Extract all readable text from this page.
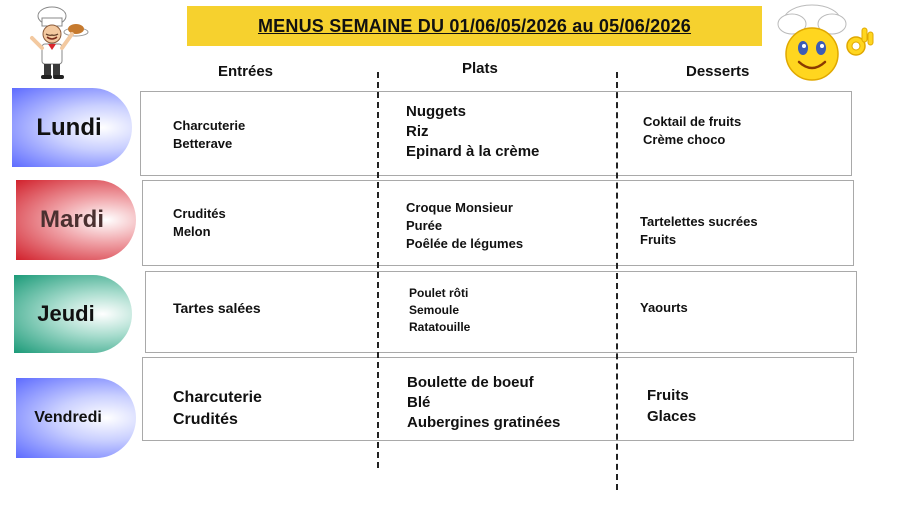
MENUS SEMAINE DU 01/06/05/2026 au 05/06/2026
Entrées	Plats	Desserts
Lundi
Mardi
Jeudi
Vendredi
Charcuterie
Betterave
Nuggets
Riz
Epinard à la crème
Coktail de fruits
Crème choco
Crudités
Melon
Croque Monsieur
Purée
Poêlée de légumes
Tartelettes sucrées
Fruits
Tartes salées
Poulet rôti
Semoule
Ratatouille
Yaourts
Charcuterie
Crudités
Boulette de boeuf
Blé
Aubergines gratinées
Fruits
Glaces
---+---
▶ SET PROBLEM: Omit the pictures, then output the rest of the listing exactly.

▶ TASK OUTPUT:
Extract all readable text from this page.
MENUS SEMAINE DU 01/06/05/2026 au 05/06/2026
Entrées	Plats	Desserts
Lundi
Mardi
Jeudi
Vendredi
Charcuterie
Betterave
Nuggets
Riz
Epinard à la crème
Coktail de fruits
Crème choco
Crudités
Melon
Croque Monsieur
Purée
Poêlée de légumes
Tartelettes sucrées
Fruits
Tartes salées
Poulet rôti
Semoule
Ratatouille
Yaourts
Charcuterie
Crudités
Boulette de boeuf
Blé
Aubergines gratinées
Fruits
Glaces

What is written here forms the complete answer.